[Stored data]
<<<<

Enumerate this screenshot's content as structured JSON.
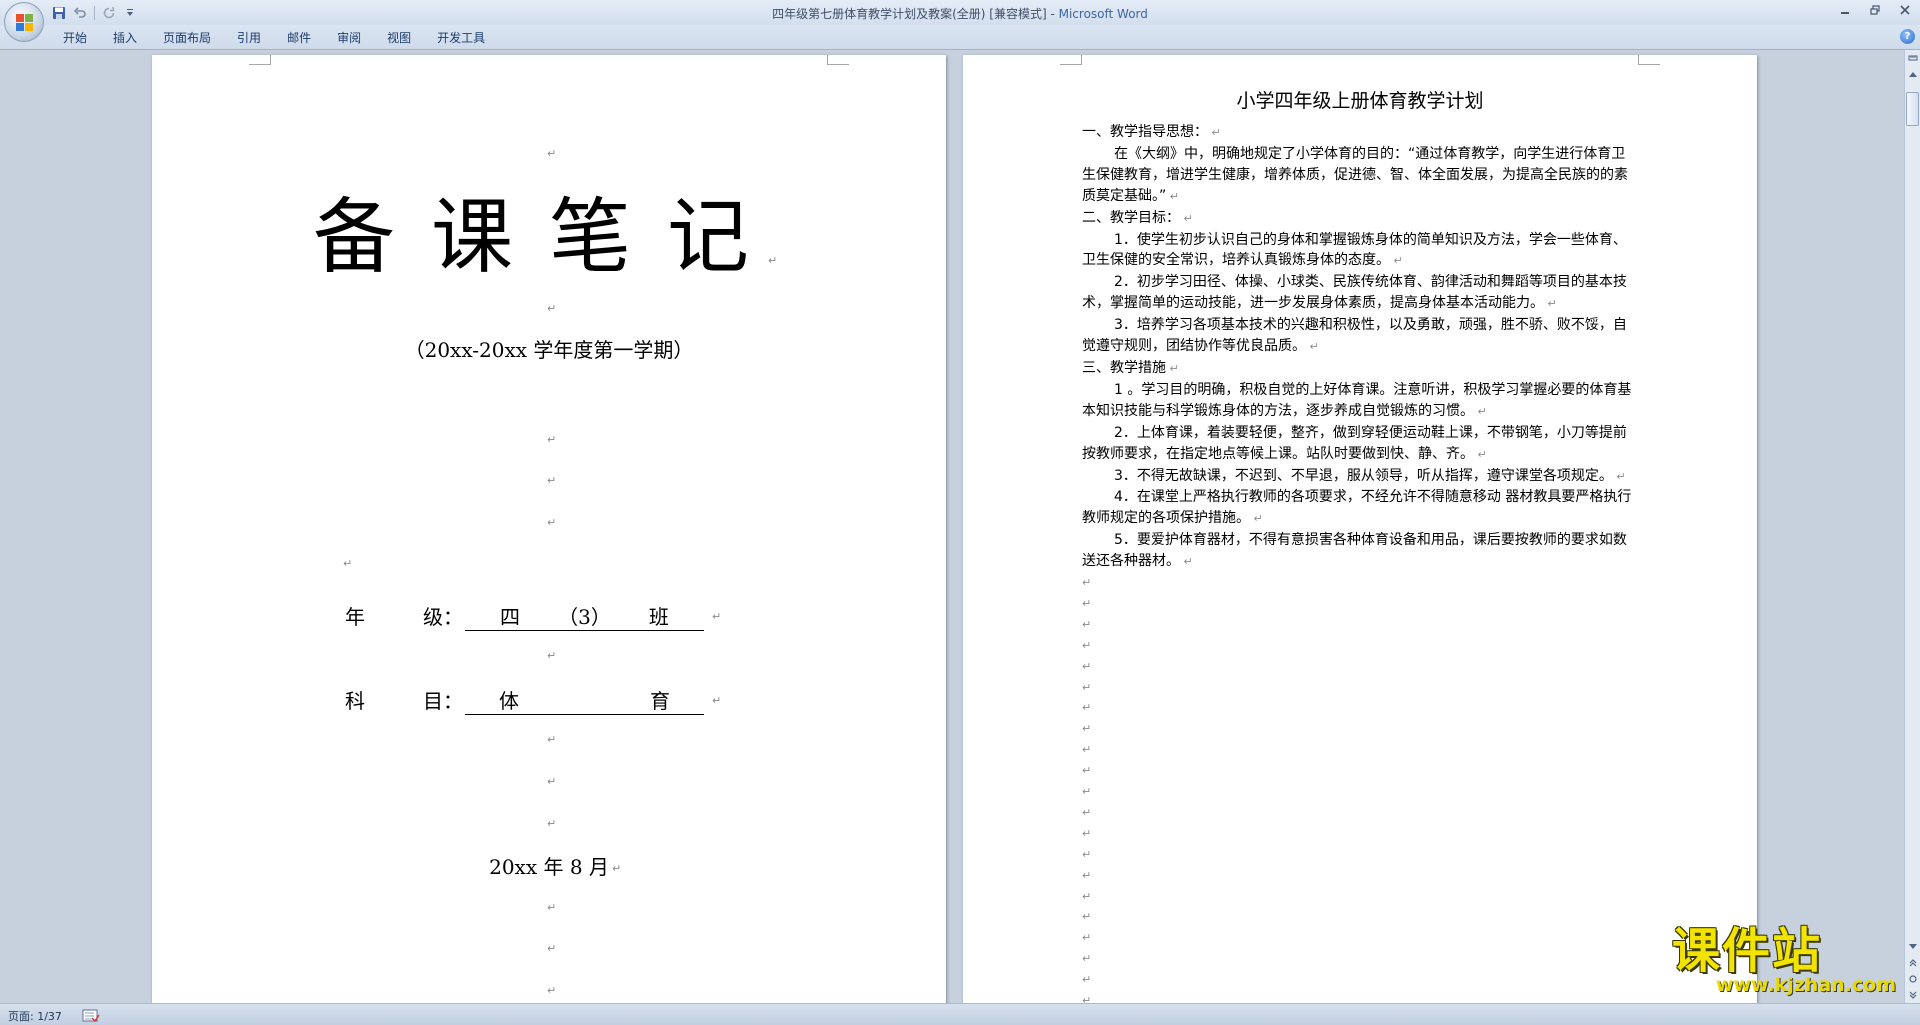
{
  "window": {
    "title": "四年级第七册体育教学计划及教案(全册) [兼容模式]",
    "title_sep": " - ",
    "app_name": "Microsoft Word"
  },
  "ribbon": {
    "tabs": [
      "开始",
      "插入",
      "页面布局",
      "引用",
      "邮件",
      "审阅",
      "视图",
      "开发工具"
    ],
    "help": "?"
  },
  "cover_page": {
    "title": "备课笔记",
    "subtitle": "（20xx-20xx 学年度第一学期）",
    "grade_label": [
      "年",
      "级："
    ],
    "grade_value": [
      "四",
      "（3）",
      "班"
    ],
    "subject_label": [
      "科",
      "目："
    ],
    "subject_value": [
      "体",
      "育"
    ],
    "date": "20xx 年 8 月"
  },
  "plan_page": {
    "title": "小学四年级上册体育教学计划",
    "paragraphs": [
      {
        "text": "一、教学指导思想：",
        "indent": false
      },
      {
        "text": "在《大纲》中，明确地规定了小学体育的目的：“通过体育教学，向学生进行体育卫生保健教育，增进学生健康，增养体质，促进德、智、体全面发展，为提高全民族的的素质莫定基础。”",
        "indent": true
      },
      {
        "text": "二、教学目标：",
        "indent": false
      },
      {
        "text": "1．使学生初步认识自己的身体和掌握锻炼身体的简单知识及方法，学会一些体育、卫生保健的安全常识，培养认真锻炼身体的态度。",
        "indent": true
      },
      {
        "text": "2．初步学习田径、体操、小球类、民族传统体育、韵律活动和舞蹈等项目的基本技术，掌握简单的运动技能，进一步发展身体素质，提高身体基本活动能力。",
        "indent": true
      },
      {
        "text": "3．培养学习各项基本技术的兴趣和积极性，以及勇敢，顽强，胜不骄、败不馁，自觉遵守规则，团结协作等优良品质。",
        "indent": true
      },
      {
        "text": "三、教学措施",
        "indent": false
      },
      {
        "text": "1 。学习目的明确，积极自觉的上好体育课。注意听讲，积极学习掌握必要的体育基本知识技能与科学锻炼身体的方法，逐步养成自觉锻炼的习惯。",
        "indent": true
      },
      {
        "text": "2．上体育课，着装要轻便，整齐，做到穿轻便运动鞋上课，不带钢笔，小刀等提前按教师要求，在指定地点等候上课。站队时要做到快、静、齐。",
        "indent": true
      },
      {
        "text": "3．不得无故缺课，不迟到、不早退，服从领导，听从指挥，遵守课堂各项规定。",
        "indent": true
      },
      {
        "text": "4．在课堂上严格执行教师的各项要求，不经允许不得随意移动 器材教具要严格执行教师规定的各项保护措施。",
        "indent": true
      },
      {
        "text": "5．要爱护体育器材，不得有意损害各种体育设备和用品，课后要按教师的要求如数送还各种器材。",
        "indent": true
      }
    ]
  },
  "status": {
    "page": "页面: 1/37"
  },
  "watermark": {
    "title": "课件站",
    "url": "www.kjzhan.com"
  },
  "colors": {
    "app_name": "#3a66a8",
    "workspace": "#c7d1de",
    "watermark": "#f2e300"
  }
}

>>>>

• **Required task**
Every record above must be given again exactly; drop the pictures.

• **Finished exercise**
Enumerate this screenshot's content as structured JSON.
{
  "window": {
    "title": "四年级第七册体育教学计划及教案(全册) [兼容模式]",
    "title_sep": " - ",
    "app_name": "Microsoft Word"
  },
  "ribbon": {
    "tabs": [
      "开始",
      "插入",
      "页面布局",
      "引用",
      "邮件",
      "审阅",
      "视图",
      "开发工具"
    ],
    "help": "?"
  },
  "cover_page": {
    "title": "备课笔记",
    "subtitle": "（20xx-20xx 学年度第一学期）",
    "grade_label": [
      "年",
      "级："
    ],
    "grade_value": [
      "四",
      "（3）",
      "班"
    ],
    "subject_label": [
      "科",
      "目："
    ],
    "subject_value": [
      "体",
      "育"
    ],
    "date": "20xx 年 8 月"
  },
  "plan_page": {
    "title": "小学四年级上册体育教学计划",
    "paragraphs": [
      {
        "text": "一、教学指导思想：",
        "indent": false
      },
      {
        "text": "在《大纲》中，明确地规定了小学体育的目的：“通过体育教学，向学生进行体育卫生保健教育，增进学生健康，增养体质，促进德、智、体全面发展，为提高全民族的的素质莫定基础。”",
        "indent": true
      },
      {
        "text": "二、教学目标：",
        "indent": false
      },
      {
        "text": "1．使学生初步认识自己的身体和掌握锻炼身体的简单知识及方法，学会一些体育、卫生保健的安全常识，培养认真锻炼身体的态度。",
        "indent": true
      },
      {
        "text": "2．初步学习田径、体操、小球类、民族传统体育、韵律活动和舞蹈等项目的基本技术，掌握简单的运动技能，进一步发展身体素质，提高身体基本活动能力。",
        "indent": true
      },
      {
        "text": "3．培养学习各项基本技术的兴趣和积极性，以及勇敢，顽强，胜不骄、败不馁，自觉遵守规则，团结协作等优良品质。",
        "indent": true
      },
      {
        "text": "三、教学措施",
        "indent": false
      },
      {
        "text": "1 。学习目的明确，积极自觉的上好体育课。注意听讲，积极学习掌握必要的体育基本知识技能与科学锻炼身体的方法，逐步养成自觉锻炼的习惯。",
        "indent": true
      },
      {
        "text": "2．上体育课，着装要轻便，整齐，做到穿轻便运动鞋上课，不带钢笔，小刀等提前按教师要求，在指定地点等候上课。站队时要做到快、静、齐。",
        "indent": true
      },
      {
        "text": "3．不得无故缺课，不迟到、不早退，服从领导，听从指挥，遵守课堂各项规定。",
        "indent": true
      },
      {
        "text": "4．在课堂上严格执行教师的各项要求，不经允许不得随意移动 器材教具要严格执行教师规定的各项保护措施。",
        "indent": true
      },
      {
        "text": "5．要爱护体育器材，不得有意损害各种体育设备和用品，课后要按教师的要求如数送还各种器材。",
        "indent": true
      }
    ]
  },
  "status": {
    "page": "页面: 1/37"
  },
  "watermark": {
    "title": "课件站",
    "url": "www.kjzhan.com"
  },
  "colors": {
    "app_name": "#3a66a8",
    "workspace": "#c7d1de",
    "watermark": "#f2e300"
  }
}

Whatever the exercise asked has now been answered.